## [WHAT TO WORK ON]
Quote the records in full and leave their pictures out.

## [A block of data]
..............................
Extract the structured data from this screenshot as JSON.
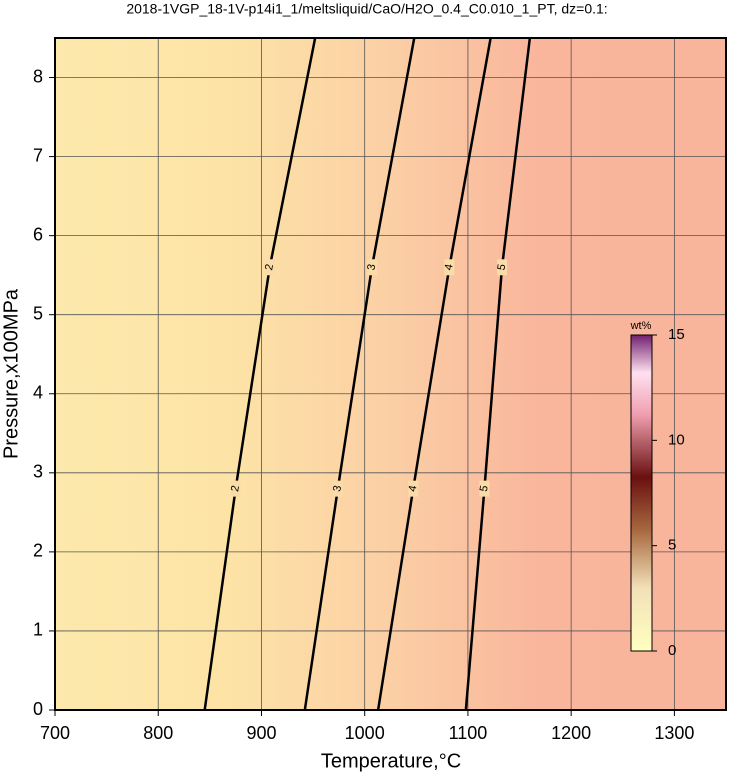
{
  "chart_data": {
    "type": "contour",
    "title": "2018-1VGP_18-1V-p14i1_1/meltsliquid/CaO/H2O_0.4_C0.010_1_PT, dz=0.1:",
    "xlabel": "Temperature,°C",
    "ylabel": "Pressure,x100MPa",
    "xlim": [
      700,
      1350
    ],
    "ylim": [
      0,
      8.5
    ],
    "xticks": [
      700,
      800,
      900,
      1000,
      1100,
      1200,
      1300
    ],
    "yticks": [
      0,
      1,
      2,
      3,
      4,
      5,
      6,
      7,
      8
    ],
    "grid": true,
    "contours": [
      {
        "level": 2,
        "x": [
          845,
          875,
          908,
          952
        ],
        "y": [
          0,
          2.8,
          5.6,
          8.5
        ]
      },
      {
        "level": 3,
        "x": [
          942,
          974,
          1007,
          1048
        ],
        "y": [
          0,
          2.8,
          5.6,
          8.5
        ]
      },
      {
        "level": 4,
        "x": [
          1013,
          1047,
          1082,
          1122
        ],
        "y": [
          0,
          2.8,
          5.6,
          8.5
        ]
      },
      {
        "level": 5,
        "x": [
          1098,
          1116,
          1133,
          1160
        ],
        "y": [
          0,
          2.8,
          5.6,
          8.5
        ]
      }
    ],
    "colorbar": {
      "label": "wt%",
      "lim": [
        0,
        15
      ],
      "ticks": [
        0,
        5,
        10,
        15
      ]
    }
  }
}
..............................
## [ANSWER]
Extract the structured data from this screenshot as JSON.
{
  "chart_data": {
    "type": "contour",
    "title": "2018-1VGP_18-1V-p14i1_1/meltsliquid/CaO/H2O_0.4_C0.010_1_PT, dz=0.1:",
    "xlabel": "Temperature,°C",
    "ylabel": "Pressure,x100MPa",
    "xlim": [
      700,
      1350
    ],
    "ylim": [
      0,
      8.5
    ],
    "xticks": [
      700,
      800,
      900,
      1000,
      1100,
      1200,
      1300
    ],
    "yticks": [
      0,
      1,
      2,
      3,
      4,
      5,
      6,
      7,
      8
    ],
    "grid": true,
    "contours": [
      {
        "level": 2,
        "x": [
          845,
          875,
          908,
          952
        ],
        "y": [
          0,
          2.8,
          5.6,
          8.5
        ]
      },
      {
        "level": 3,
        "x": [
          942,
          974,
          1007,
          1048
        ],
        "y": [
          0,
          2.8,
          5.6,
          8.5
        ]
      },
      {
        "level": 4,
        "x": [
          1013,
          1047,
          1082,
          1122
        ],
        "y": [
          0,
          2.8,
          5.6,
          8.5
        ]
      },
      {
        "level": 5,
        "x": [
          1098,
          1116,
          1133,
          1160
        ],
        "y": [
          0,
          2.8,
          5.6,
          8.5
        ]
      }
    ],
    "colorbar": {
      "label": "wt%",
      "lim": [
        0,
        15
      ],
      "ticks": [
        0,
        5,
        10,
        15
      ]
    }
  }
}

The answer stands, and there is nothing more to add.